**STATED GOAL 1**
For the Newsday passage below, decide whether each statement agrees with it: (a) The column as first submitted named Hewlett Harbor as Geller's town. (b) Older references to Geller on the Newsday site left out both her town and her Long Island background. (c) The earlier column about the Duke University case marked the 10th anniversary of the rape hoax. Answer each with yes or no, followed by the deciding words of the passage quoted exactly.
**STATED GOAL 2**
In the Newsday passage below, repeat word for word the stretch from "On Wednesday, I" up to and including "a local angle.".

On Wednesday, I got on Twitter to find this bizarre accusation:

Since the column I sent in mentioned only that Geller was from Long Island (a well-known fact), I was rather taken aback. When I checked the published version, it turned out that the text had been changed to “anti-‘Islamization’ activist Pamela Geller of Hewlett Harbor.” I figured that the paper’s standard policy when referring to Long Islanders (since Newsday is a Long Island paper) is to mention the town to give it a local angle.

I will say that after searching the Newsday site, I found a number of older references to Geller (including in a previous column of mine) that did not mention either the town or her Long Island background. It may be a policy change. The reason I even thought of mentioning Long Island is that last May, when I wrote about the 10th anniversary of the Duke University rape hoax, my editor told me that one of the accused men was from Long Island and that this fact should be noted, since it’s always good to highlight a  local angle if there is one.

I also saw other tweets stating that the location I (supposedly) gave for Geller is incorrect, and a quick Google search confirmed that Hewlett Harbor is Geller’s (widely reported) native town and former residence. (I don’t think that affects Newsday‘s wording; the added text in my Duke column referred to “Colin Finnerty of Garden City,” even though, to my knowledge, he no longer lives there.) In other words: Newsday did not actually give out Geller’s current location and send jihadists after her.

**SUPPLIED ENTRIES**

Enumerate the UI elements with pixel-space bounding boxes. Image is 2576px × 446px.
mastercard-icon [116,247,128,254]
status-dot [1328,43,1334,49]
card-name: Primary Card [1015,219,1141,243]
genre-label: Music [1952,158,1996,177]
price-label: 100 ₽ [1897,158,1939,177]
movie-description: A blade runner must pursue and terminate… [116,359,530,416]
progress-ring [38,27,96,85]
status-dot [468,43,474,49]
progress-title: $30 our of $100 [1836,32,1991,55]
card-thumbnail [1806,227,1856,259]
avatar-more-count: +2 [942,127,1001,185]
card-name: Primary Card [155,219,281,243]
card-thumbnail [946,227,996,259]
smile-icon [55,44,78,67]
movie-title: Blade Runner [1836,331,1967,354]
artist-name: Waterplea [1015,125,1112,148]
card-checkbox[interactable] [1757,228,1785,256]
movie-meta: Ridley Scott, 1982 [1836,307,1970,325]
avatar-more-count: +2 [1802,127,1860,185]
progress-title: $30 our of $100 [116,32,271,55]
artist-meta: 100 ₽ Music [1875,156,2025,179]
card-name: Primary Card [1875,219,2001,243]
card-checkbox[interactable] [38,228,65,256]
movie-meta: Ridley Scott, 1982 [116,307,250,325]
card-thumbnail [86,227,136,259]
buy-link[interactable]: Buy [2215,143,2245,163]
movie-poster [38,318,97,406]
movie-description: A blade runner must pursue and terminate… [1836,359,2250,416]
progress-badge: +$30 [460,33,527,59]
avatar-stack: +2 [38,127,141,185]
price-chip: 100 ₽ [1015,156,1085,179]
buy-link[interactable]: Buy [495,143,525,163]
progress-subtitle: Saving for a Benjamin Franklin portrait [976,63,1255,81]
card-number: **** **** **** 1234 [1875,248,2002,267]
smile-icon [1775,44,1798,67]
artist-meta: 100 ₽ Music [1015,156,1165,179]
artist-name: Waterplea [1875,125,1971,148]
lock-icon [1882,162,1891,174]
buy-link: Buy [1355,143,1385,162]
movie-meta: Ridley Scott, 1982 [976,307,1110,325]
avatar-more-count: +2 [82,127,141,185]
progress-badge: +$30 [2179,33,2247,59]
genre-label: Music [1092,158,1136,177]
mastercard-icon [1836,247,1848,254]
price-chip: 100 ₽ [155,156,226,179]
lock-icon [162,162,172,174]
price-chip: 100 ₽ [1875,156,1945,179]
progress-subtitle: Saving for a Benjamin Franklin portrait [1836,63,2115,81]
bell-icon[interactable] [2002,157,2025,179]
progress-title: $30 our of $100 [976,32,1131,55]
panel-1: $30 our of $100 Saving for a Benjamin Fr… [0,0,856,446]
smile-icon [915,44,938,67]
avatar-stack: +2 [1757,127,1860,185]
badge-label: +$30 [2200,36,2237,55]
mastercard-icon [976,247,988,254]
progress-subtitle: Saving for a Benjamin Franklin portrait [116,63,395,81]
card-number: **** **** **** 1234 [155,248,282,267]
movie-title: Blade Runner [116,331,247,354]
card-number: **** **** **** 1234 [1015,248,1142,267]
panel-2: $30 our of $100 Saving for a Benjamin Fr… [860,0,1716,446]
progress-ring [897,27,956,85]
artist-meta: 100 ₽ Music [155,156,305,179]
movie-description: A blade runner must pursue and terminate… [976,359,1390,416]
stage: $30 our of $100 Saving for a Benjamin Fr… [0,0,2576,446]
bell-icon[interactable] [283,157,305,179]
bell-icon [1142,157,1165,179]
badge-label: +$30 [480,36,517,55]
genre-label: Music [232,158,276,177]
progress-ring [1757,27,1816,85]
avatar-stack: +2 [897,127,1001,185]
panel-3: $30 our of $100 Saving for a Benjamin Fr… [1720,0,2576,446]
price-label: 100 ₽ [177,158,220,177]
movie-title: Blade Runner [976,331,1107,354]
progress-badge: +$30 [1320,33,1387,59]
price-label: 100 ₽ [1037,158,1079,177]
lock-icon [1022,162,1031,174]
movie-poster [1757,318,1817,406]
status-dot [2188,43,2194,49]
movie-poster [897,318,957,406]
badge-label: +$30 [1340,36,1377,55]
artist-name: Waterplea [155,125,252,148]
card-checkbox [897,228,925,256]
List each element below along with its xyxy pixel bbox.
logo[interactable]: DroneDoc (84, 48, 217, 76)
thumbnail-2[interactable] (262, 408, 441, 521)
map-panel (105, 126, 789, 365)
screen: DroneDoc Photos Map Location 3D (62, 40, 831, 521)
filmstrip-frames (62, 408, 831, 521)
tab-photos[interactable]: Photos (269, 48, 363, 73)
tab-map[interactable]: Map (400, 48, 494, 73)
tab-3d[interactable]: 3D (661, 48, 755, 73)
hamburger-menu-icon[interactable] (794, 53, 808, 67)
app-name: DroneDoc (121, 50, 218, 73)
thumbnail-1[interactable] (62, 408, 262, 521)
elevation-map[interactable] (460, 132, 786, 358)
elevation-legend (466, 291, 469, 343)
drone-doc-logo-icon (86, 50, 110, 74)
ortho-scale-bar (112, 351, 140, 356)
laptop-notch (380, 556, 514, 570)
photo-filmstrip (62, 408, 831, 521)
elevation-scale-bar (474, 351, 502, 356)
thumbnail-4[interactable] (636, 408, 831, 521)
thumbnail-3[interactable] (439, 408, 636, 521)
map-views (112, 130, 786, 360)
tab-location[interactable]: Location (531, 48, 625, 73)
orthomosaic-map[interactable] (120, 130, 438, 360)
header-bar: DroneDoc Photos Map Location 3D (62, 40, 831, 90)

**WRITTEN ANSWER 1**
(a) No: "the column I sent in mentioned only that Geller was from Long Island"
(b) Yes: "I found a number of older references to Geller (including in a previous column of mine) that did not mention either the town or her Long Island background"
(c) Yes: "when I wrote about the 10th anniversary of the Duke University rape hoax"

**WRITTEN ANSWER 2**
On Wednesday, I got on Twitter to find this bizarre accusation:

Since the column I sent in mentioned only that Geller was from Long Island (a well-known fact), I was rather taken aback. When I checked the published version, it turned out that the text had been changed to “anti-‘Islamization’ activist Pamela Geller of Hewlett Harbor.” I figured that the paper’s standard policy when referring to Long Islanders (since Newsday is a Long Island paper) is to mention the town to give it a local angle.